(Excerpts from a figure dataset)
___
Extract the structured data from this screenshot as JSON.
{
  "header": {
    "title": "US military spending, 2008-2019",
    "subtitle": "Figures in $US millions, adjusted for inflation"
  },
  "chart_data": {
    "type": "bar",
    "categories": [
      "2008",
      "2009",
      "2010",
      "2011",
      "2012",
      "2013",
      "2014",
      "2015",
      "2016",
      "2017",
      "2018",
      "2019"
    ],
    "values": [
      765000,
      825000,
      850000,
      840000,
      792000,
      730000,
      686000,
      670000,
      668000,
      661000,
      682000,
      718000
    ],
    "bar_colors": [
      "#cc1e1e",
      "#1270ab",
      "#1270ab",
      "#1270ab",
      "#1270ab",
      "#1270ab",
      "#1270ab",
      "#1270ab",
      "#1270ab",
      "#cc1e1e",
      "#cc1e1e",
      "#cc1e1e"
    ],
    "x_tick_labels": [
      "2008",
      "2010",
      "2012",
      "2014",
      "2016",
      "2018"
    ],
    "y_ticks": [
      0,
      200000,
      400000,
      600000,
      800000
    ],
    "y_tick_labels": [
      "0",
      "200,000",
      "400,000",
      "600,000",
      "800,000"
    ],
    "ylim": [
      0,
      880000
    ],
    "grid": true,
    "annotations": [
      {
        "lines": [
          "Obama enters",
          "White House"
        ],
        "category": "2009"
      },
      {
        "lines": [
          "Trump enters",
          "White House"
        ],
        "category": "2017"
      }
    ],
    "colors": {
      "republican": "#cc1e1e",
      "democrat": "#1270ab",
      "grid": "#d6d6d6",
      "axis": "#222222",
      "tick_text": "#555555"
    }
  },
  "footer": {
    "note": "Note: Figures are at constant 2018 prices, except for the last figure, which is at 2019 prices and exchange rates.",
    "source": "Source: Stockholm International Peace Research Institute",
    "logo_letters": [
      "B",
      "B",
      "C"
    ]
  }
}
___
Your instructions:
Reproduce the full listing above, character for character.

Response to this task:
Extract the structured data from this screenshot as JSON.
{
  "header": {
    "title": "US military spending, 2008-2019",
    "subtitle": "Figures in $US millions, adjusted for inflation"
  },
  "chart_data": {
    "type": "bar",
    "categories": [
      "2008",
      "2009",
      "2010",
      "2011",
      "2012",
      "2013",
      "2014",
      "2015",
      "2016",
      "2017",
      "2018",
      "2019"
    ],
    "values": [
      765000,
      825000,
      850000,
      840000,
      792000,
      730000,
      686000,
      670000,
      668000,
      661000,
      682000,
      718000
    ],
    "bar_colors": [
      "#cc1e1e",
      "#1270ab",
      "#1270ab",
      "#1270ab",
      "#1270ab",
      "#1270ab",
      "#1270ab",
      "#1270ab",
      "#1270ab",
      "#cc1e1e",
      "#cc1e1e",
      "#cc1e1e"
    ],
    "x_tick_labels": [
      "2008",
      "2010",
      "2012",
      "2014",
      "2016",
      "2018"
    ],
    "y_ticks": [
      0,
      200000,
      400000,
      600000,
      800000
    ],
    "y_tick_labels": [
      "0",
      "200,000",
      "400,000",
      "600,000",
      "800,000"
    ],
    "ylim": [
      0,
      880000
    ],
    "grid": true,
    "annotations": [
      {
        "lines": [
          "Obama enters",
          "White House"
        ],
        "category": "2009"
      },
      {
        "lines": [
          "Trump enters",
          "White House"
        ],
        "category": "2017"
      }
    ],
    "colors": {
      "republican": "#cc1e1e",
      "democrat": "#1270ab",
      "grid": "#d6d6d6",
      "axis": "#222222",
      "tick_text": "#555555"
    }
  },
  "footer": {
    "note": "Note: Figures are at constant 2018 prices, except for the last figure, which is at 2019 prices and exchange rates.",
    "source": "Source: Stockholm International Peace Research Institute",
    "logo_letters": [
      "B",
      "B",
      "C"
    ]
  }
}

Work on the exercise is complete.